>> start Given data
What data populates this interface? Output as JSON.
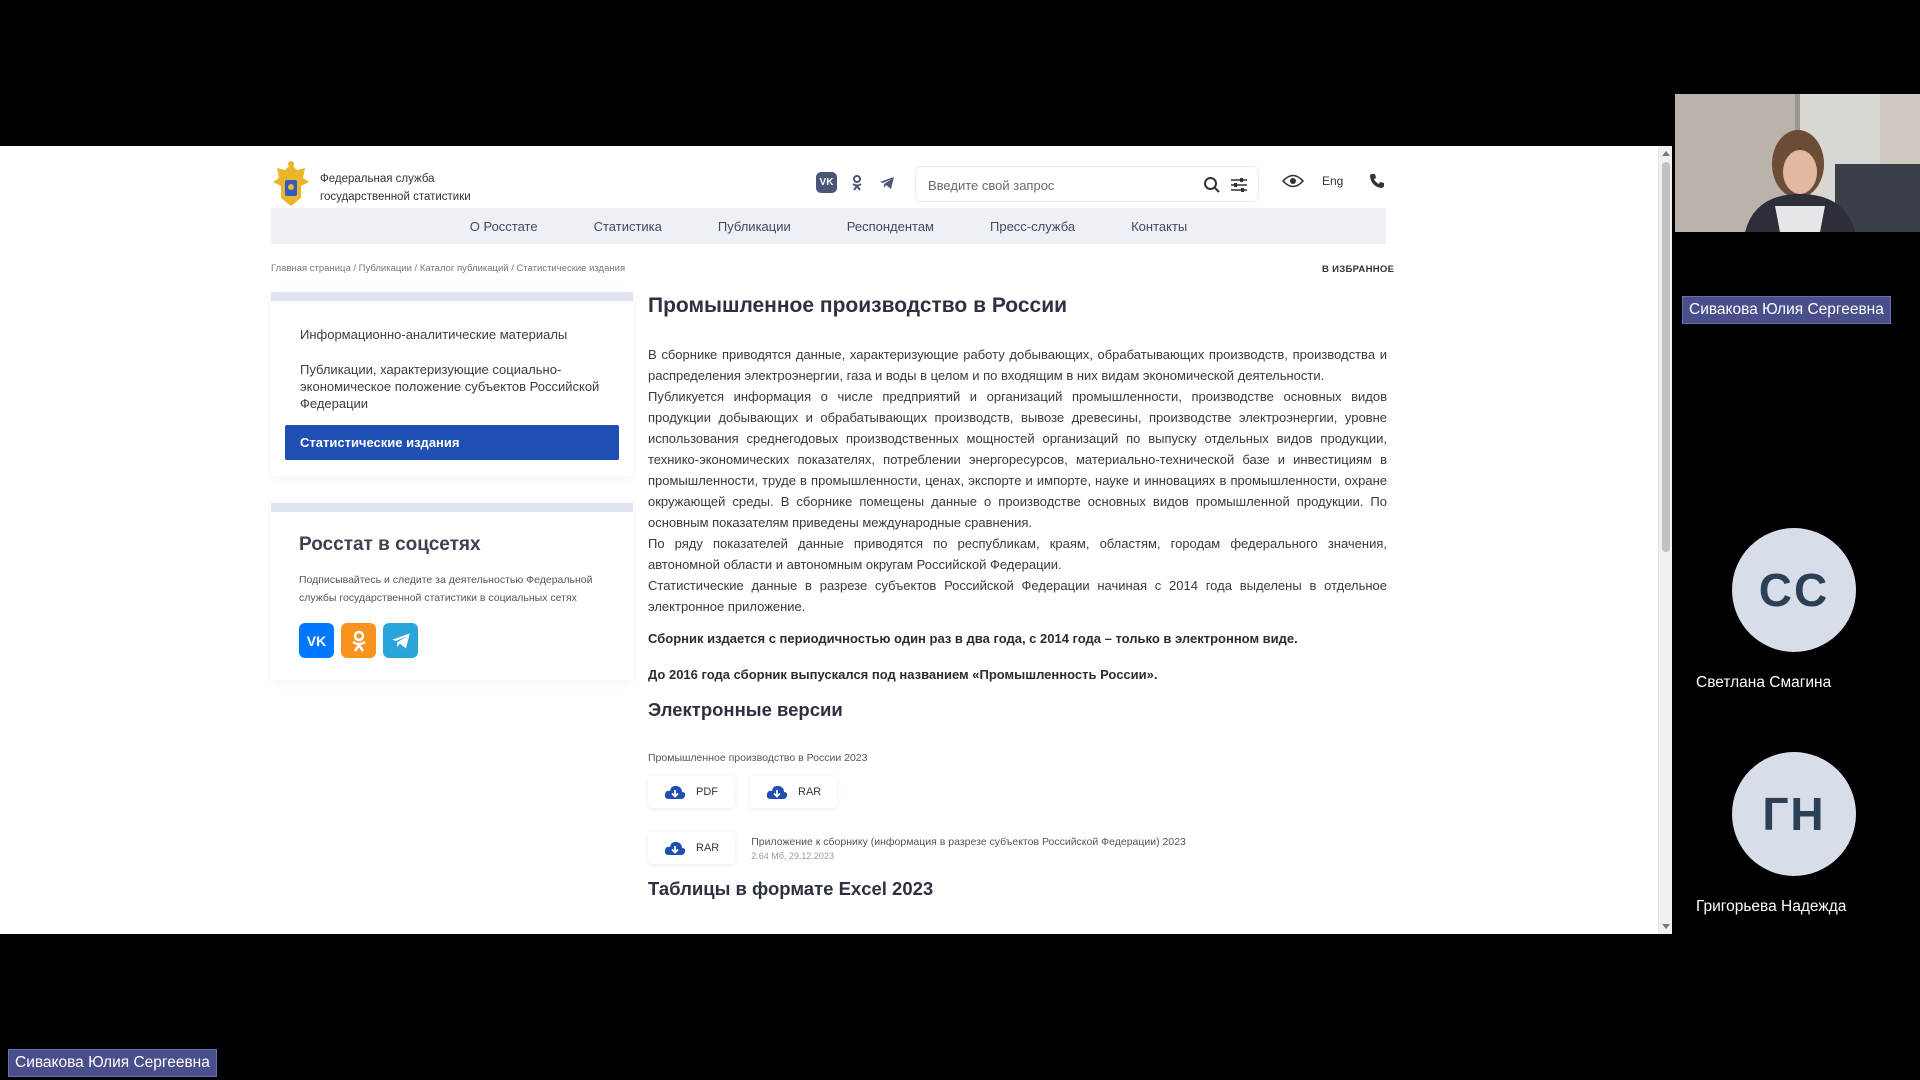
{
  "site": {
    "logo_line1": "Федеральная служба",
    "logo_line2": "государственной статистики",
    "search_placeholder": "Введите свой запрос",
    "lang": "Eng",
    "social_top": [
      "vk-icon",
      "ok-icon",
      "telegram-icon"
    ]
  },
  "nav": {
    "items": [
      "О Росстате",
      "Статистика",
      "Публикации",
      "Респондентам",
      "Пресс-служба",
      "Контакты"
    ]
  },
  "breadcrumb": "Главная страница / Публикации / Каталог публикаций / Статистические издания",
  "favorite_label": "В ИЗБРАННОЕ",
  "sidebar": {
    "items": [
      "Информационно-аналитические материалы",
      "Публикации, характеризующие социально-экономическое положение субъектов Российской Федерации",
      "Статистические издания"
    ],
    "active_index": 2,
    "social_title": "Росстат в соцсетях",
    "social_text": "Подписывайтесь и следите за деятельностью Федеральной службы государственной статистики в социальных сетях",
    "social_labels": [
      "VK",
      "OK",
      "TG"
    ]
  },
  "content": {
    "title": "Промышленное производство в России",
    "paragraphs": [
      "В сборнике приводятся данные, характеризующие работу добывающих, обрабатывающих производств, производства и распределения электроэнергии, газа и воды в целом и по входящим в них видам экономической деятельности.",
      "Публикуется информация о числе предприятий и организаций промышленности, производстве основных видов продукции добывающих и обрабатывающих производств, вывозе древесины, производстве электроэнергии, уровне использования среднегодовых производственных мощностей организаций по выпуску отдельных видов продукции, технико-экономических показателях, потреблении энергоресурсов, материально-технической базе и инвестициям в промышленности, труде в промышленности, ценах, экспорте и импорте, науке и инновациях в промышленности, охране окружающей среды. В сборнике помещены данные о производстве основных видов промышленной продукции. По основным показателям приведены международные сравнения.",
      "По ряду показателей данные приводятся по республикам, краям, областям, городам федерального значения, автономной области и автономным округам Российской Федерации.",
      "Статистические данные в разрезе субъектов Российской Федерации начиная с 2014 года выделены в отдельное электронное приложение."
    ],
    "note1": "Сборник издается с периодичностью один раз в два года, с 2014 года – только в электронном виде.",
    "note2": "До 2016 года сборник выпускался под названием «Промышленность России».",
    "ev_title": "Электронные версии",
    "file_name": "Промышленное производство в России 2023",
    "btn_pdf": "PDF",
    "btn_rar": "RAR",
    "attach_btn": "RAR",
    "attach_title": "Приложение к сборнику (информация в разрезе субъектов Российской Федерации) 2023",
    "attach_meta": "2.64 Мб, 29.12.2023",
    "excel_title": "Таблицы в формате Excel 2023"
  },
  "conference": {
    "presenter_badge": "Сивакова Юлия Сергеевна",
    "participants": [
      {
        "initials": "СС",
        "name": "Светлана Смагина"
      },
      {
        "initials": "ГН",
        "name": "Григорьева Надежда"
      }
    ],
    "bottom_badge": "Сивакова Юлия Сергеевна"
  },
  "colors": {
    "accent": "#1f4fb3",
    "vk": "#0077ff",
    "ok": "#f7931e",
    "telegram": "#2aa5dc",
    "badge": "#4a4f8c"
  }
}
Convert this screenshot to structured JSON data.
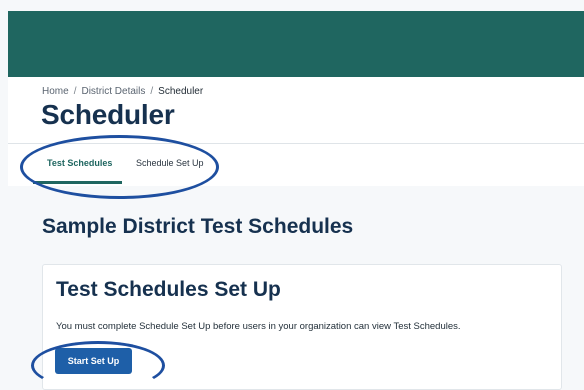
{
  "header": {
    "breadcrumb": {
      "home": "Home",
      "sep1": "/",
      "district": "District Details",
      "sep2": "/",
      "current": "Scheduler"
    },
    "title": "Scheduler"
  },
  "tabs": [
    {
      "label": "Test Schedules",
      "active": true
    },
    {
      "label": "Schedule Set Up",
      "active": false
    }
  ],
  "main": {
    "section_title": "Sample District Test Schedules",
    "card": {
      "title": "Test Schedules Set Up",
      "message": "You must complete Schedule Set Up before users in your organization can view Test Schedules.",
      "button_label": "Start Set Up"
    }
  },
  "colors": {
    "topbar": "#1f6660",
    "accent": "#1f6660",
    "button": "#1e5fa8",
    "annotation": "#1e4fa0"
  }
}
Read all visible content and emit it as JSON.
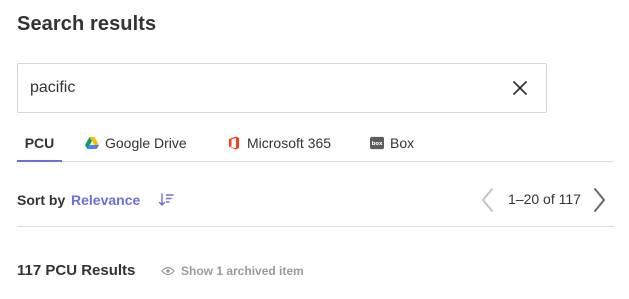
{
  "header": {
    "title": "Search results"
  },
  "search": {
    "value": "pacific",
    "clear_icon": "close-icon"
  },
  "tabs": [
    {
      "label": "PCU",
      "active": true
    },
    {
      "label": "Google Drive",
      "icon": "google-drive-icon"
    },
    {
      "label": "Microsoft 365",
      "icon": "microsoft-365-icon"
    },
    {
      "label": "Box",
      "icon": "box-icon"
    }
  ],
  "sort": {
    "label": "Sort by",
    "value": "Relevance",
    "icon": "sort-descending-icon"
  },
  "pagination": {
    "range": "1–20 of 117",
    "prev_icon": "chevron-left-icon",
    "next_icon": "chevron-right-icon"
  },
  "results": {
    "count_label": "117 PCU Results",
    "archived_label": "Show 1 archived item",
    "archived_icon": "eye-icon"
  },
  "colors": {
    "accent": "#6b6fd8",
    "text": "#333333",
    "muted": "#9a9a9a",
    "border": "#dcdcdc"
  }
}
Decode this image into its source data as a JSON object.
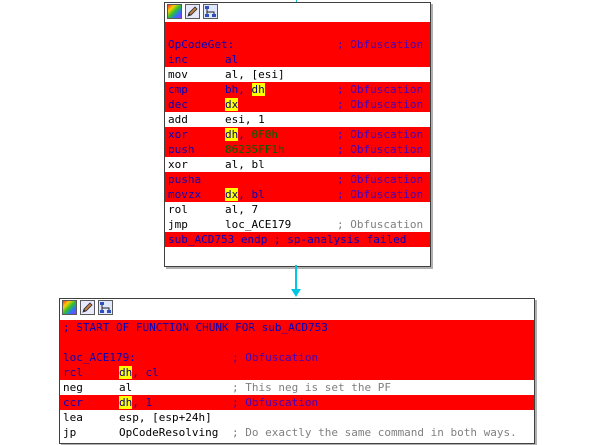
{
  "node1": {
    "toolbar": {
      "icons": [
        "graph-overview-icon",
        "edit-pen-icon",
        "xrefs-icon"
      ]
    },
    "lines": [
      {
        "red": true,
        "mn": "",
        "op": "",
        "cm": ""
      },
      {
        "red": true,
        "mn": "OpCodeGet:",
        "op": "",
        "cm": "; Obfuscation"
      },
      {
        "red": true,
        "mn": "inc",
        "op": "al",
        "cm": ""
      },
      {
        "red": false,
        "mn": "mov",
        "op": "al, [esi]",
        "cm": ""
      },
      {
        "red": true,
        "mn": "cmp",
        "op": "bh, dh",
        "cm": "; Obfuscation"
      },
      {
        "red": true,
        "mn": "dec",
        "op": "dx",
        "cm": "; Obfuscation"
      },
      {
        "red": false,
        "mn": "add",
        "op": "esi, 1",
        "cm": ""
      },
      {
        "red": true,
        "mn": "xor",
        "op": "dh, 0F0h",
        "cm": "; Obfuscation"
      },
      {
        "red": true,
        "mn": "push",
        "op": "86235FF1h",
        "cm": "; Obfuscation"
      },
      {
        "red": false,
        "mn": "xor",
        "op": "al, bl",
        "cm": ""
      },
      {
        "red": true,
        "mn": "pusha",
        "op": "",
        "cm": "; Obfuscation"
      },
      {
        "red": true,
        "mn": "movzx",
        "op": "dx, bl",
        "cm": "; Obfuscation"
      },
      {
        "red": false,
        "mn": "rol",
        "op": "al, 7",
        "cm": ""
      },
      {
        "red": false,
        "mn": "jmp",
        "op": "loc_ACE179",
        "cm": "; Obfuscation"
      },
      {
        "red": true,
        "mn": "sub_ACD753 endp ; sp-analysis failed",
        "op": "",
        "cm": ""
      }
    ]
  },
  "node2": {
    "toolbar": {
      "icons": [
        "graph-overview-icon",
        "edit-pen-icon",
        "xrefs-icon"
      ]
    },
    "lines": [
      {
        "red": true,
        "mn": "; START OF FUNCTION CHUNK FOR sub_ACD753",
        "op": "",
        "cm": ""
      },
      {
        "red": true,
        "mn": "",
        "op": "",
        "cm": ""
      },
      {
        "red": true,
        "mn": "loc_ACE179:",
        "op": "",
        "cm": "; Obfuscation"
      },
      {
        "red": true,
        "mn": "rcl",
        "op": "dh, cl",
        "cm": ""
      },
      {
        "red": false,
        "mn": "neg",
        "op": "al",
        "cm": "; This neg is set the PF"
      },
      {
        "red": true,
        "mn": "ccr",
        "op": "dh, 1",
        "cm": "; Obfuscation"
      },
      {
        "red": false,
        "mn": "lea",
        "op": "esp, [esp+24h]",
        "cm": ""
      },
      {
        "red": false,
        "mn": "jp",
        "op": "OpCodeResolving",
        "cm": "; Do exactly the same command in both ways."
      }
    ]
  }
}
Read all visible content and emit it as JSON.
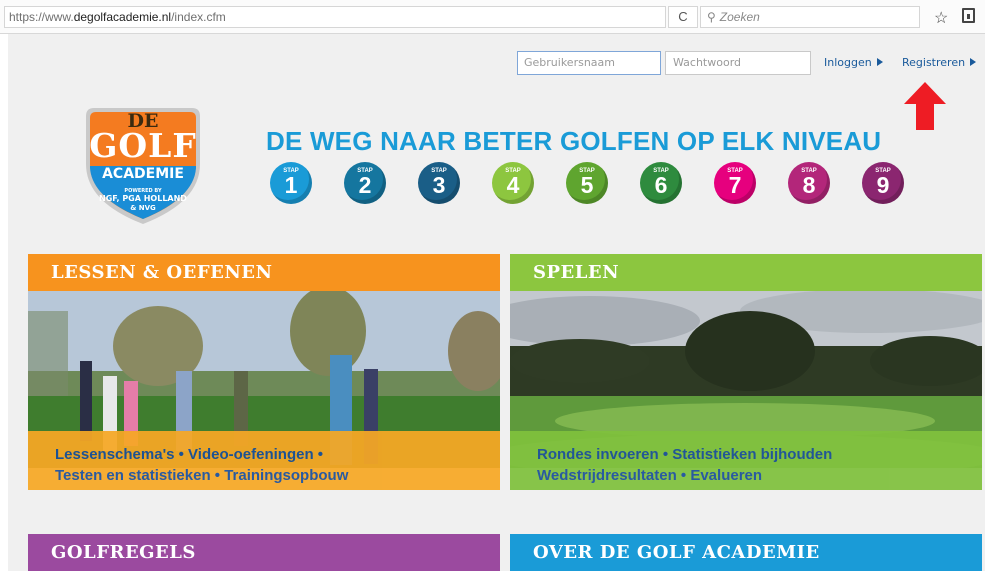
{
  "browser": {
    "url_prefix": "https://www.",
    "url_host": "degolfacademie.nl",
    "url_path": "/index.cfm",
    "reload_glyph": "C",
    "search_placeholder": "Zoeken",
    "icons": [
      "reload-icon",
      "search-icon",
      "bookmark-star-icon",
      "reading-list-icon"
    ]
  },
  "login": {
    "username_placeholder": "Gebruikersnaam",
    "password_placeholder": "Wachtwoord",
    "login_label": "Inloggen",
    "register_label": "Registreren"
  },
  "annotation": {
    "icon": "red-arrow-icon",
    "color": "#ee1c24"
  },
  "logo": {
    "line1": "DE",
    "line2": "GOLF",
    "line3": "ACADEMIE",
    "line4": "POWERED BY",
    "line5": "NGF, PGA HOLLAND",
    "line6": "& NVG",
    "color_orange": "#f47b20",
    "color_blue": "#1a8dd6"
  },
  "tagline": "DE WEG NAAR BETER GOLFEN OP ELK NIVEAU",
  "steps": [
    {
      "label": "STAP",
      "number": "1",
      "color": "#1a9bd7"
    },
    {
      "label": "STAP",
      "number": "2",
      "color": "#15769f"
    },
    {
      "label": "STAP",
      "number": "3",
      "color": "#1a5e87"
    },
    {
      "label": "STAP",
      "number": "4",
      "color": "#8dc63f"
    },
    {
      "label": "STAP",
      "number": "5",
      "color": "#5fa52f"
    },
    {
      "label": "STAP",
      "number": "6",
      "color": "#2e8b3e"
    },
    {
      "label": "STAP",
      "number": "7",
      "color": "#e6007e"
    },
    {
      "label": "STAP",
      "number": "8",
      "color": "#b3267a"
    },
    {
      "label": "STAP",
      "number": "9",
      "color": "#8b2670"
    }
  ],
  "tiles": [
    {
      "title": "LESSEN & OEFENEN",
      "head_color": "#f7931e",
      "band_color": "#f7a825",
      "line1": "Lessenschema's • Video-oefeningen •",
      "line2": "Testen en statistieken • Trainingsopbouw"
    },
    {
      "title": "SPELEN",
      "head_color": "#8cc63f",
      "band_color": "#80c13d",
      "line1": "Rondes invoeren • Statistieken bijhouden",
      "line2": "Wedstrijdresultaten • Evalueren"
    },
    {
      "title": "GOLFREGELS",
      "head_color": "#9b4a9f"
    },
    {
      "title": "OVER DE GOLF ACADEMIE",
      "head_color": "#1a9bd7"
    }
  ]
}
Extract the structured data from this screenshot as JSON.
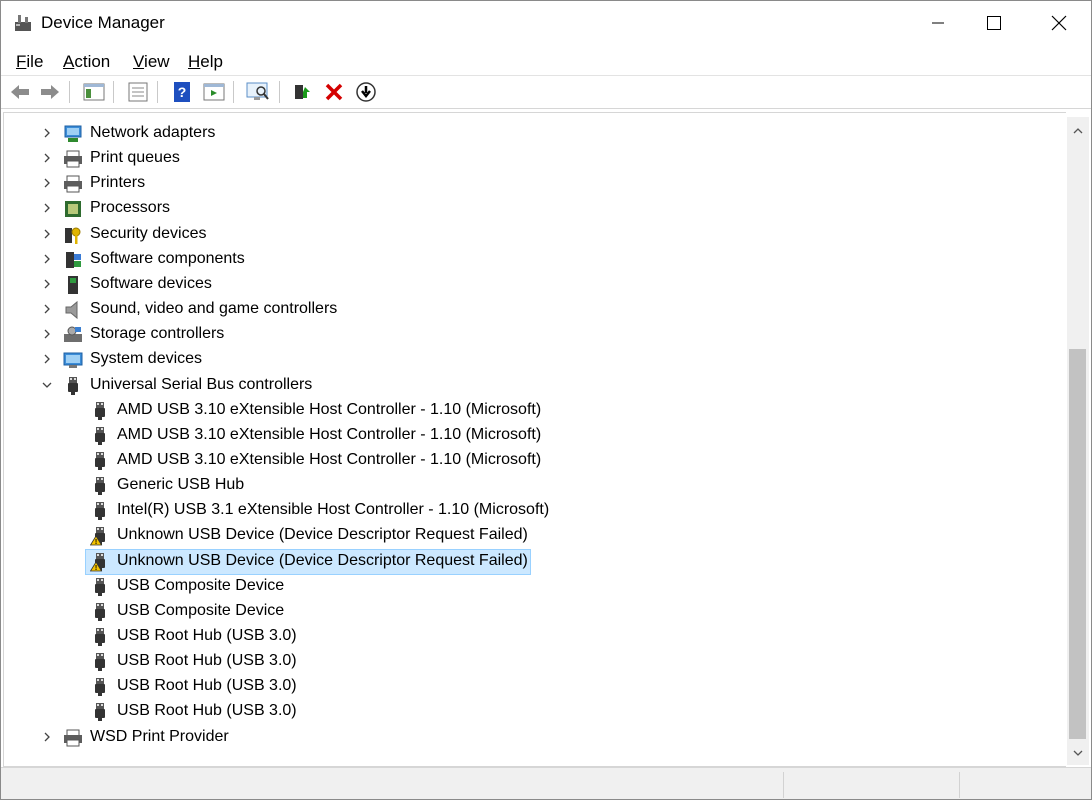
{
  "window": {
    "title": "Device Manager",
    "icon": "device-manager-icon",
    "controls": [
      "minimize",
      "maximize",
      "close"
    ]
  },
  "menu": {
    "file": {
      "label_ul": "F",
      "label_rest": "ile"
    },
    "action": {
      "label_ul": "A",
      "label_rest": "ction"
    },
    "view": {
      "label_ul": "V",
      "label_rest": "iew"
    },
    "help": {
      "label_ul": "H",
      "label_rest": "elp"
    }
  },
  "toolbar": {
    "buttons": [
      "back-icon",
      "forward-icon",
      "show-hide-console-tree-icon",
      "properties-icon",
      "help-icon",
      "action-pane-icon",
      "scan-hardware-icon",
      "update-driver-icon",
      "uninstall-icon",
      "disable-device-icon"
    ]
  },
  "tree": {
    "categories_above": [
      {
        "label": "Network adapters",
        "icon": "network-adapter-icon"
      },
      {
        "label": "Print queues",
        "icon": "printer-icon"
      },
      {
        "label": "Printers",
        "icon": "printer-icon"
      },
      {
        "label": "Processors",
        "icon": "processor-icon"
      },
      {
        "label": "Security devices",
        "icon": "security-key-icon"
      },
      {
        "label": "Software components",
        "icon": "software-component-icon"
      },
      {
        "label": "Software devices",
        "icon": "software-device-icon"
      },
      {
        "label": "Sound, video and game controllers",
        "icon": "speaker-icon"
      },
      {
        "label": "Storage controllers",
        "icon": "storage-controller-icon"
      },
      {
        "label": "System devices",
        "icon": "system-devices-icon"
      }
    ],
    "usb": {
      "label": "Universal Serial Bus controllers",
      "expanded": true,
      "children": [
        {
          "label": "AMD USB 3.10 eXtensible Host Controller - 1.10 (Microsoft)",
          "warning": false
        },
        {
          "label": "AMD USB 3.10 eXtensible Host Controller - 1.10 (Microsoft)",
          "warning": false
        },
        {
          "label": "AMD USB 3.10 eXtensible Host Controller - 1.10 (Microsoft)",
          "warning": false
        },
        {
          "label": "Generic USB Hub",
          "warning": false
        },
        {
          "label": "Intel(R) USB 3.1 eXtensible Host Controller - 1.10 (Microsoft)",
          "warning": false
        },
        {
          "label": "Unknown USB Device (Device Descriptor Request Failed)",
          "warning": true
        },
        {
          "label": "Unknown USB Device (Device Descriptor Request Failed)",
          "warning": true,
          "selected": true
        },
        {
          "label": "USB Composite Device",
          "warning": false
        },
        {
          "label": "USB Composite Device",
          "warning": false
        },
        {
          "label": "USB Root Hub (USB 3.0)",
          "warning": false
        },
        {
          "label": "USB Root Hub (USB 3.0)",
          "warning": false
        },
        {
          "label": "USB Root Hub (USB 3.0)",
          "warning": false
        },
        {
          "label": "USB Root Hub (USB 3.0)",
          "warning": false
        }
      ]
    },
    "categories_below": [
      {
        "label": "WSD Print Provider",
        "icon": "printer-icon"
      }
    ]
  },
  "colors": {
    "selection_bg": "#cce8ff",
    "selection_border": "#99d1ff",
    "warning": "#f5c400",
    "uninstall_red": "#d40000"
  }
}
>> end Given data
Short problem: All lines holding the word "Публикации" should be picked out and copied.

The completed task:
      "Публикации",
  "breadcrumb": "Главная страница / Публикации / Каталог публикаций / Статистические издания",
      "Публикации, характеризующие социально-экономическое положение субъектов Российской Федерации",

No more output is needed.